§ TASK REQUIREMENTS: Find the string "structure" in the entries and copy each line that has it.

─── RECORDS SHOWN

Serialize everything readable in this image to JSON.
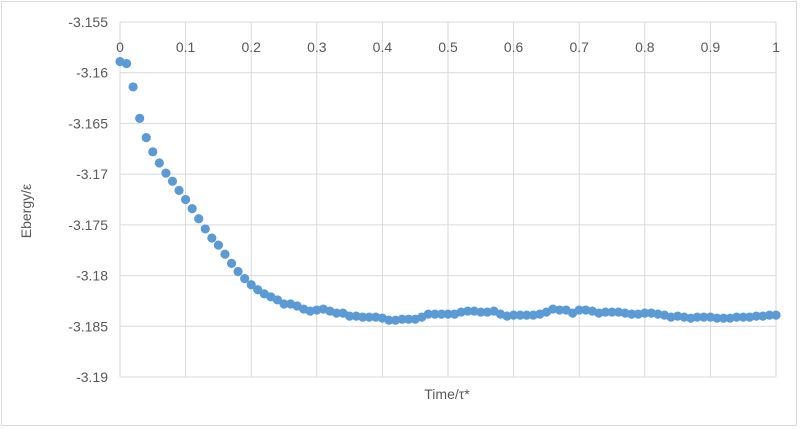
{
  "chart_data": {
    "type": "scatter",
    "xlabel": "Time/τ*",
    "ylabel": "Ebergy/ε",
    "xlim": [
      0,
      1
    ],
    "ylim": [
      -3.19,
      -3.155
    ],
    "x_ticks": [
      0,
      0.1,
      0.2,
      0.3,
      0.4,
      0.5,
      0.6,
      0.7,
      0.8,
      0.9,
      1
    ],
    "x_tick_labels": [
      "0",
      "0.1",
      "0.2",
      "0.3",
      "0.4",
      "0.5",
      "0.6",
      "0.7",
      "0.8",
      "0.9",
      "1"
    ],
    "y_ticks": [
      -3.155,
      -3.16,
      -3.165,
      -3.17,
      -3.175,
      -3.18,
      -3.185,
      -3.19
    ],
    "y_tick_labels": [
      "-3.155",
      "-3.16",
      "-3.165",
      "-3.17",
      "-3.175",
      "-3.18",
      "-3.185",
      "-3.19"
    ],
    "grid": true,
    "marker_color": "#5b9bd5",
    "series": [
      {
        "x": [
          0,
          0.01,
          0.02,
          0.03,
          0.04,
          0.05,
          0.06,
          0.07,
          0.08,
          0.09,
          0.1,
          0.11,
          0.12,
          0.13,
          0.14,
          0.15,
          0.16,
          0.17,
          0.18,
          0.19,
          0.2,
          0.21,
          0.22,
          0.23,
          0.24,
          0.25,
          0.26,
          0.27,
          0.28,
          0.29,
          0.3,
          0.31,
          0.32,
          0.33,
          0.34,
          0.35,
          0.36,
          0.37,
          0.38,
          0.39,
          0.4,
          0.41,
          0.42,
          0.43,
          0.44,
          0.45,
          0.46,
          0.47,
          0.48,
          0.49,
          0.5,
          0.51,
          0.52,
          0.53,
          0.54,
          0.55,
          0.56,
          0.57,
          0.58,
          0.59,
          0.6,
          0.61,
          0.62,
          0.63,
          0.64,
          0.65,
          0.66,
          0.67,
          0.68,
          0.69,
          0.7,
          0.71,
          0.72,
          0.73,
          0.74,
          0.75,
          0.76,
          0.77,
          0.78,
          0.79,
          0.8,
          0.81,
          0.82,
          0.83,
          0.84,
          0.85,
          0.86,
          0.87,
          0.88,
          0.89,
          0.9,
          0.91,
          0.92,
          0.93,
          0.94,
          0.95,
          0.96,
          0.97,
          0.98,
          0.99,
          1
        ],
        "y": [
          -3.1589,
          -3.1591,
          -3.1614,
          -3.1645,
          -3.1664,
          -3.1678,
          -3.1689,
          -3.1699,
          -3.1707,
          -3.1716,
          -3.1725,
          -3.1734,
          -3.1744,
          -3.1754,
          -3.1763,
          -3.177,
          -3.1779,
          -3.1788,
          -3.1796,
          -3.1803,
          -3.1809,
          -3.1814,
          -3.1818,
          -3.1821,
          -3.1824,
          -3.1828,
          -3.1828,
          -3.183,
          -3.1833,
          -3.1835,
          -3.1834,
          -3.1833,
          -3.1835,
          -3.1837,
          -3.1837,
          -3.184,
          -3.184,
          -3.1841,
          -3.1841,
          -3.1841,
          -3.1842,
          -3.1844,
          -3.1844,
          -3.1843,
          -3.1843,
          -3.1843,
          -3.1841,
          -3.1838,
          -3.1838,
          -3.1838,
          -3.1838,
          -3.1838,
          -3.1836,
          -3.1835,
          -3.1835,
          -3.1836,
          -3.1836,
          -3.1835,
          -3.1838,
          -3.184,
          -3.1839,
          -3.1839,
          -3.1839,
          -3.1839,
          -3.1838,
          -3.1836,
          -3.1833,
          -3.1834,
          -3.1834,
          -3.1837,
          -3.1834,
          -3.1834,
          -3.1835,
          -3.1837,
          -3.1836,
          -3.1836,
          -3.1836,
          -3.1837,
          -3.1838,
          -3.1838,
          -3.1837,
          -3.1837,
          -3.1838,
          -3.1839,
          -3.1841,
          -3.184,
          -3.1841,
          -3.1842,
          -3.1841,
          -3.1841,
          -3.1841,
          -3.1842,
          -3.1842,
          -3.1842,
          -3.1841,
          -3.1841,
          -3.1841,
          -3.184,
          -3.184,
          -3.1839,
          -3.1839
        ]
      }
    ]
  }
}
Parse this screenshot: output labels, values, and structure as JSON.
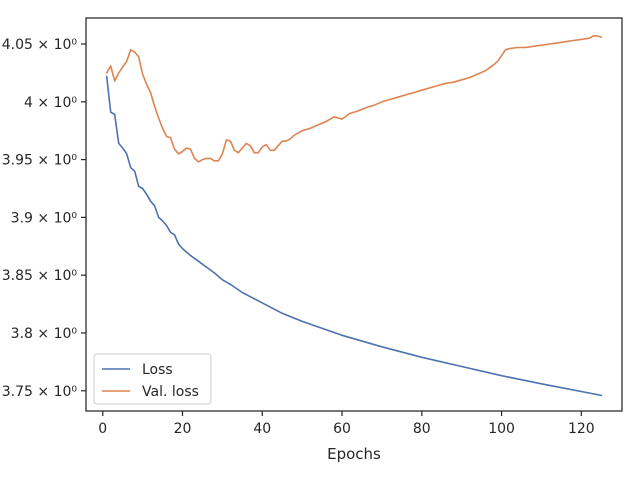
{
  "chart_data": {
    "type": "line",
    "title": "",
    "xlabel": "Epochs",
    "ylabel": "",
    "xlim": [
      -4.2,
      130.2
    ],
    "ylim": [
      3.7325,
      4.0725
    ],
    "grid": false,
    "legend_position": "lower-left",
    "x_ticks": [
      0,
      20,
      40,
      60,
      80,
      100,
      120
    ],
    "x_tick_labels": [
      "0",
      "20",
      "40",
      "60",
      "80",
      "100",
      "120"
    ],
    "y_ticks": [
      3.75,
      3.8,
      3.85,
      3.9,
      3.95,
      4.0,
      4.05
    ],
    "y_tick_labels": [
      "3.75 × 10⁰",
      "3.8 × 10⁰",
      "3.85 × 10⁰",
      "3.9 × 10⁰",
      "3.95 × 10⁰",
      "4 × 10⁰",
      "4.05 × 10⁰"
    ],
    "series": [
      {
        "name": "Loss",
        "color": "#4c72b0",
        "x": [
          1,
          2,
          3,
          4,
          5,
          6,
          7,
          8,
          9,
          10,
          11,
          12,
          13,
          14,
          15,
          16,
          17,
          18,
          19,
          20,
          22,
          24,
          26,
          28,
          30,
          32,
          35,
          40,
          45,
          50,
          60,
          70,
          80,
          90,
          100,
          110,
          125
        ],
        "values": [
          4.022,
          3.991,
          3.989,
          3.964,
          3.96,
          3.955,
          3.943,
          3.94,
          3.927,
          3.925,
          3.92,
          3.914,
          3.91,
          3.9,
          3.897,
          3.893,
          3.887,
          3.885,
          3.877,
          3.873,
          3.867,
          3.862,
          3.857,
          3.852,
          3.846,
          3.842,
          3.835,
          3.826,
          3.817,
          3.81,
          3.798,
          3.788,
          3.779,
          3.771,
          3.763,
          3.756,
          3.746
        ]
      },
      {
        "name": "Val. loss",
        "color": "#dd8452",
        "x": [
          1,
          2,
          3,
          4,
          5,
          6,
          7,
          8,
          9,
          10,
          11,
          12,
          13,
          14,
          15,
          16,
          17,
          18,
          19,
          20,
          21,
          22,
          23,
          24,
          25,
          26,
          27,
          28,
          29,
          30,
          31,
          32,
          33,
          34,
          35,
          36,
          37,
          38,
          39,
          40,
          41,
          42,
          43,
          44,
          45,
          46,
          47,
          48,
          50,
          52,
          54,
          56,
          58,
          60,
          62,
          64,
          66,
          68,
          70,
          72,
          74,
          76,
          78,
          80,
          82,
          84,
          86,
          88,
          90,
          92,
          94,
          96,
          98,
          99,
          100,
          101,
          102,
          104,
          106,
          108,
          110,
          112,
          114,
          116,
          118,
          120,
          122,
          123,
          124,
          125
        ],
        "values": [
          4.025,
          4.031,
          4.018,
          4.025,
          4.03,
          4.035,
          4.045,
          4.043,
          4.039,
          4.024,
          4.015,
          4.008,
          3.996,
          3.986,
          3.977,
          3.97,
          3.969,
          3.959,
          3.955,
          3.957,
          3.96,
          3.959,
          3.951,
          3.948,
          3.95,
          3.951,
          3.951,
          3.949,
          3.949,
          3.955,
          3.967,
          3.966,
          3.958,
          3.956,
          3.96,
          3.964,
          3.962,
          3.956,
          3.956,
          3.961,
          3.963,
          3.958,
          3.958,
          3.962,
          3.966,
          3.966,
          3.968,
          3.971,
          3.975,
          3.977,
          3.98,
          3.983,
          3.987,
          3.985,
          3.99,
          3.992,
          3.995,
          3.997,
          4.0,
          4.002,
          4.004,
          4.006,
          4.008,
          4.01,
          4.012,
          4.014,
          4.016,
          4.017,
          4.019,
          4.021,
          4.024,
          4.027,
          4.032,
          4.035,
          4.04,
          4.045,
          4.046,
          4.047,
          4.047,
          4.048,
          4.049,
          4.05,
          4.051,
          4.052,
          4.053,
          4.054,
          4.055,
          4.057,
          4.057,
          4.056
        ]
      }
    ]
  }
}
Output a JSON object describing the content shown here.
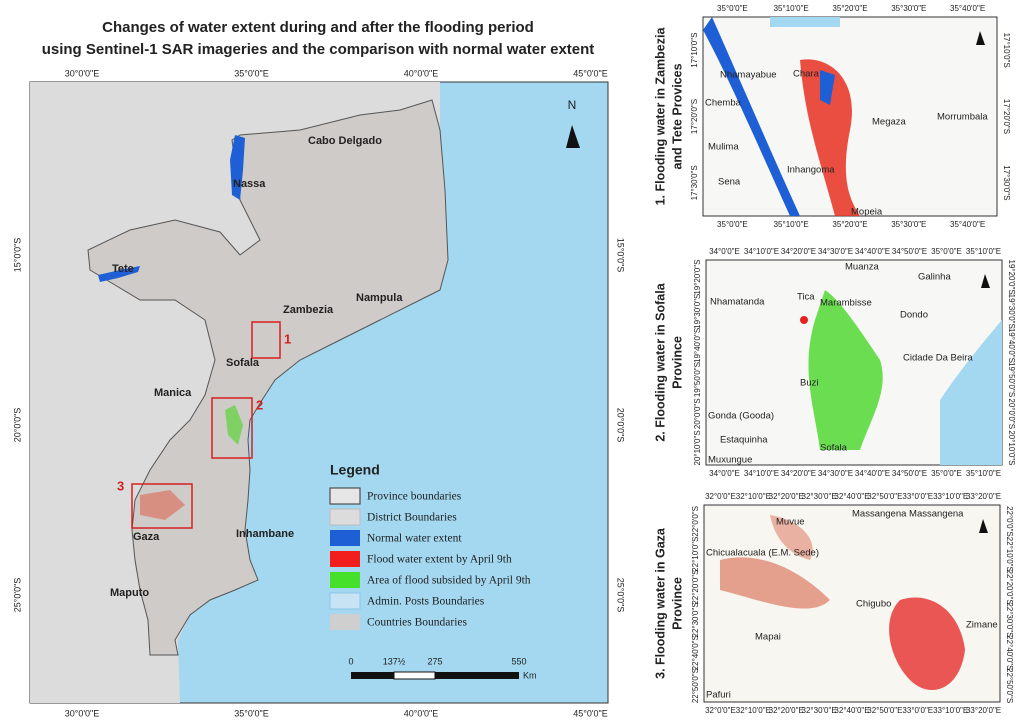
{
  "title_lines": [
    "Changes of water extent during and after the flooding period",
    "using Sentinel-1 SAR imageries and the comparison with normal water extent"
  ],
  "main_map": {
    "lon_labels": [
      "30°0'0\"E",
      "35°0'0\"E",
      "40°0'0\"E",
      "45°0'0\"E"
    ],
    "lat_labels": [
      "15°0'0\"S",
      "20°0'0\"S",
      "25°0'0\"S"
    ],
    "places": [
      "Cabo Delgado",
      "Nassa",
      "Tete",
      "Nampula",
      "Zambezia",
      "Sofala",
      "Manica",
      "Inhambane",
      "Gaza",
      "Maputo"
    ],
    "boxes": [
      "1",
      "2",
      "3"
    ],
    "north": "N"
  },
  "legend": {
    "title": "Legend",
    "items": [
      "Province boundaries",
      "District Boundaries",
      "Normal water extent",
      "Flood water extent by April 9th",
      "Area of flood subsided by April 9th",
      "Admin. Posts Boundaries",
      "Countries Boundaries"
    ]
  },
  "scale": {
    "labels": [
      "0",
      "137½",
      "275",
      "550"
    ],
    "unit": "Km"
  },
  "panels": [
    {
      "title_lines": [
        "1. Flooding water in Zambezia",
        "and Tete Provices"
      ],
      "lon_labels": [
        "35°0'0\"E",
        "35°10'0\"E",
        "35°20'0\"E",
        "35°30'0\"E",
        "35°40'0\"E"
      ],
      "lat_labels": [
        "17°10'0\"S",
        "17°20'0\"S",
        "17°30'0\"S"
      ],
      "places": [
        "Nhamayabue",
        "Chara",
        "Chemba",
        "Megaza",
        "Morrumbala",
        "Mulima",
        "Inhangoma",
        "Sena",
        "Mopeia"
      ]
    },
    {
      "title_lines": [
        "2. Flooding water in Sofala",
        "Province"
      ],
      "lon_labels": [
        "34°0'0\"E",
        "34°10'0\"E",
        "34°20'0\"E",
        "34°30'0\"E",
        "34°40'0\"E",
        "34°50'0\"E",
        "35°0'0\"E",
        "35°10'0\"E"
      ],
      "lat_labels": [
        "19°20'0\"S",
        "19°30'0\"S",
        "19°40'0\"S",
        "19°50'0\"S",
        "20°0'0\"S",
        "20°10'0\"S"
      ],
      "places": [
        "Muanza",
        "Galinha",
        "Tica",
        "Nhamatanda",
        "Marambisse",
        "Dondo",
        "Cidade Da Beira",
        "Buzi",
        "Gonda (Gooda)",
        "Estaquinha",
        "Sofala",
        "Muxungue"
      ]
    },
    {
      "title_lines": [
        "3. Flooding water in Gaza",
        "Province"
      ],
      "lon_labels": [
        "32°0'0\"E",
        "32°10'0\"E",
        "32°20'0\"E",
        "32°30'0\"E",
        "32°40'0\"E",
        "32°50'0\"E",
        "33°0'0\"E",
        "33°10'0\"E",
        "33°20'0\"E"
      ],
      "lat_labels": [
        "22°0'0\"S",
        "22°10'0\"S",
        "22°20'0\"S",
        "22°30'0\"S",
        "22°40'0\"S",
        "22°50'0\"S"
      ],
      "places": [
        "Massangena Massangena",
        "Muvue",
        "Chicualacuala (E.M. Sede)",
        "Chigubo",
        "Zimane",
        "Mapai",
        "Pafuri"
      ]
    }
  ]
}
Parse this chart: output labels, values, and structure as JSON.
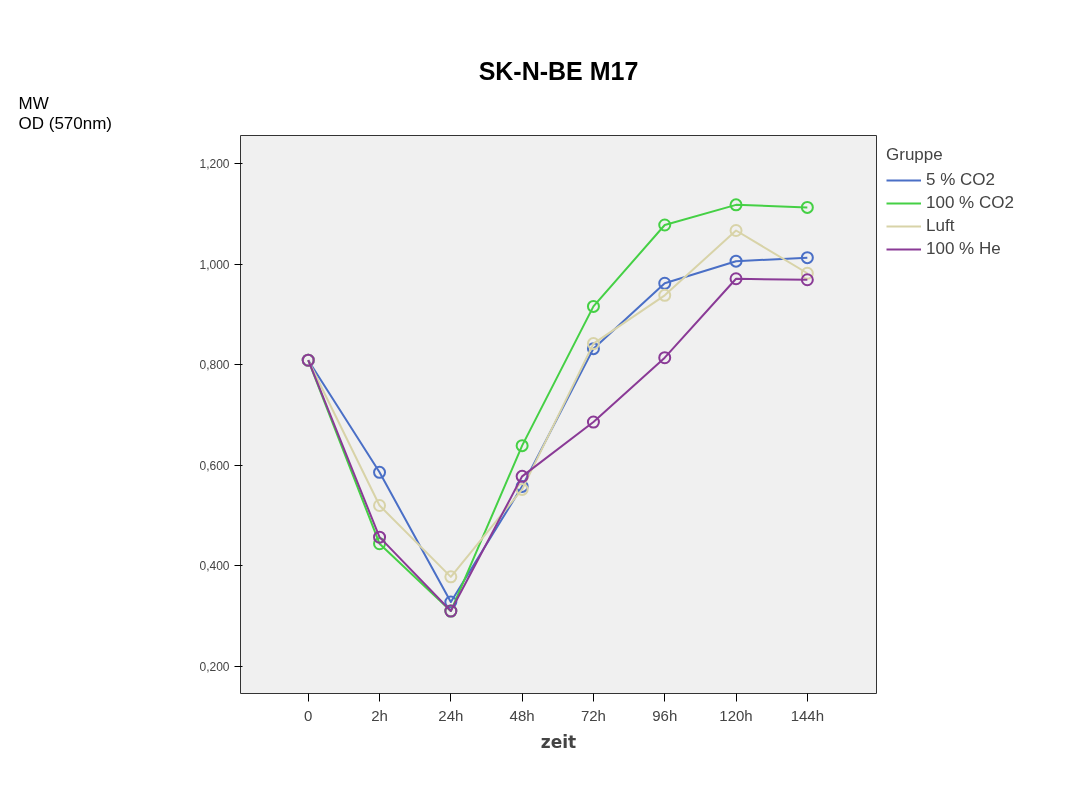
{
  "chart_data": {
    "type": "line",
    "title": "SK-N-BE M17",
    "xlabel": "zeit",
    "annotations": [
      "MW\nOD (570nm)"
    ],
    "legend_title": "Gruppe",
    "legend": "right",
    "marker": "circle",
    "line_style": "solid",
    "grid": false,
    "categories": [
      "0",
      "2h",
      "24h",
      "48h",
      "72h",
      "96h",
      "120h",
      "144h"
    ],
    "ylim": [
      0.146,
      1.256
    ],
    "yticks": [
      {
        "value": 0.2,
        "label": "0,200"
      },
      {
        "value": 0.4,
        "label": "0,400"
      },
      {
        "value": 0.6,
        "label": "0,600"
      },
      {
        "value": 0.8,
        "label": "0,800"
      },
      {
        "value": 1.0,
        "label": "1,000"
      },
      {
        "value": 1.2,
        "label": "1,200"
      }
    ],
    "series": [
      {
        "name": "5 % CO2",
        "color": "#4a6fc6",
        "values": [
          0.809,
          0.586,
          0.328,
          0.558,
          0.832,
          0.962,
          1.006,
          1.013
        ]
      },
      {
        "name": "100 % CO2",
        "color": "#45d045",
        "values": [
          0.809,
          0.444,
          0.31,
          0.639,
          0.916,
          1.078,
          1.118,
          1.113
        ]
      },
      {
        "name": "Luft",
        "color": "#d8d3a8",
        "values": [
          0.809,
          0.52,
          0.378,
          0.552,
          0.842,
          0.938,
          1.067,
          0.982
        ]
      },
      {
        "name": "100 % He",
        "color": "#8a3a96",
        "values": [
          0.809,
          0.457,
          0.31,
          0.578,
          0.686,
          0.814,
          0.971,
          0.969
        ]
      }
    ]
  }
}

──────

§ SOLUTION TO THE PROBLEM:
Parse this screenshot: output labels, values, and structure as JSON.
Parse this chart: output labels, values, and structure as JSON.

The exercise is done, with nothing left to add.